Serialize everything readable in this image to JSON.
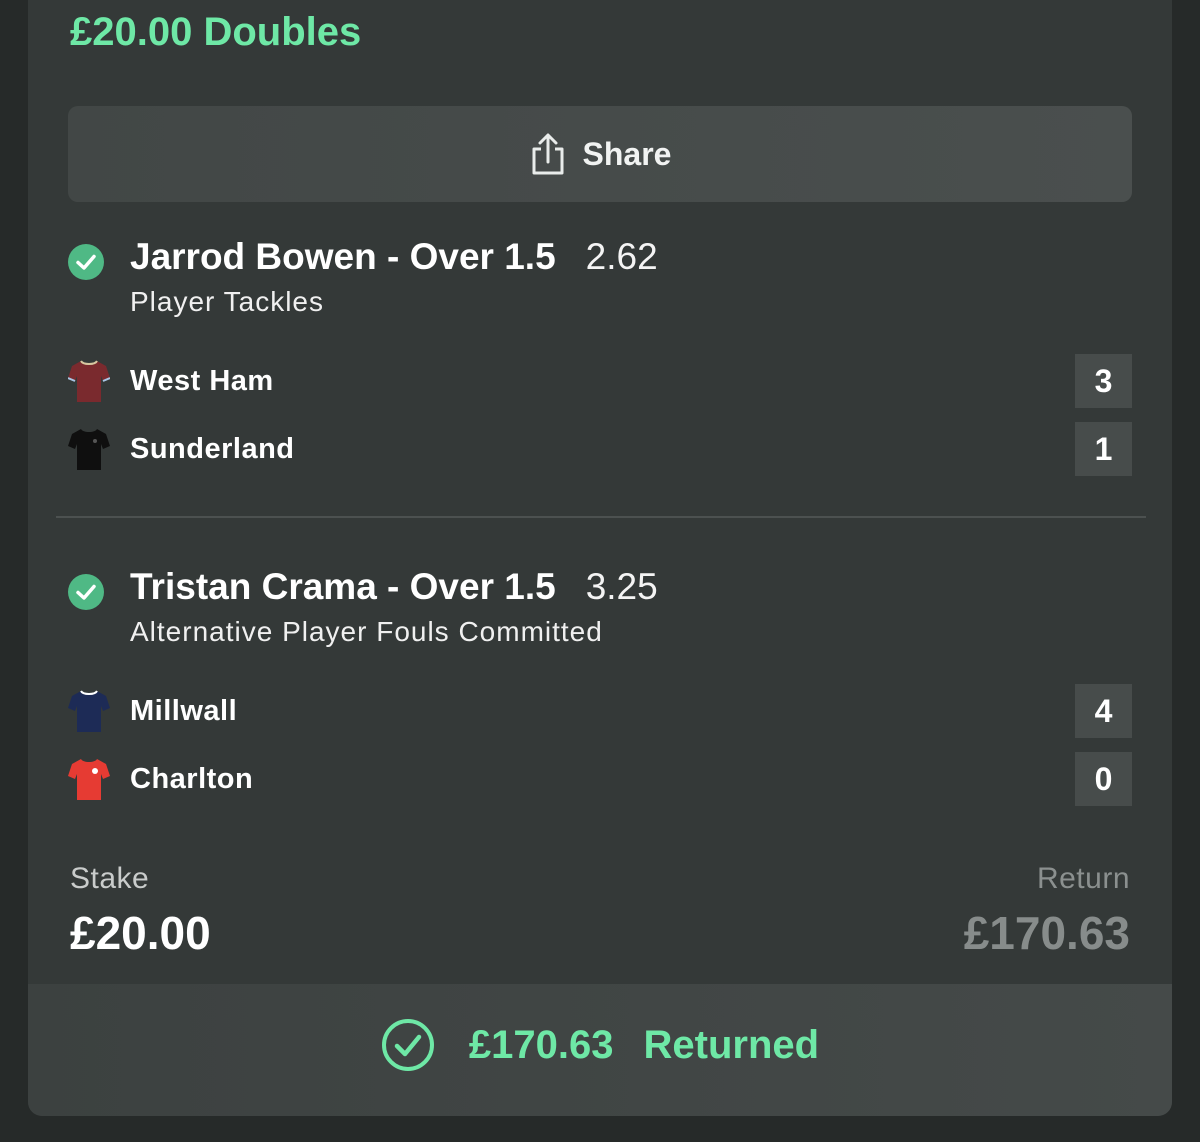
{
  "bet": {
    "title": "£20.00 Doubles",
    "share_label": "Share"
  },
  "selections": [
    {
      "name": "Jarrod Bowen - Over 1.5",
      "odds": "2.62",
      "market": "Player Tackles",
      "status_icon": "check-circle-icon",
      "teams": [
        {
          "name": "West Ham",
          "score": "3",
          "shirt_color": "#7a2a2e",
          "shirt_icon": "claret-shirt-icon"
        },
        {
          "name": "Sunderland",
          "score": "1",
          "shirt_color": "#0f0f0f",
          "shirt_icon": "black-shirt-icon"
        }
      ]
    },
    {
      "name": "Tristan Crama - Over 1.5",
      "odds": "3.25",
      "market": "Alternative Player Fouls Committed",
      "status_icon": "check-circle-icon",
      "teams": [
        {
          "name": "Millwall",
          "score": "4",
          "shirt_color": "#1d2b56",
          "shirt_icon": "navy-shirt-icon"
        },
        {
          "name": "Charlton",
          "score": "0",
          "shirt_color": "#e63b33",
          "shirt_icon": "red-shirt-icon"
        }
      ]
    }
  ],
  "summary": {
    "stake_label": "Stake",
    "stake_value": "£20.00",
    "return_label": "Return",
    "return_value": "£170.63"
  },
  "result": {
    "amount": "£170.63",
    "status": "Returned"
  },
  "colors": {
    "accent_green": "#6ee8a6",
    "check_green": "#4fb985",
    "card_bg": "#343938",
    "page_bg": "#262a29"
  }
}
-------
● **TASK STATEMENT**: Copy each line above where the string "icon" occurs.

● **RESULT OF THE TASK**:
      "status_icon": "check-circle-icon",
          "shirt_icon": "claret-shirt-icon"
          "shirt_icon": "black-shirt-icon"
      "status_icon": "check-circle-icon",
          "shirt_icon": "navy-shirt-icon"
          "shirt_icon": "red-shirt-icon"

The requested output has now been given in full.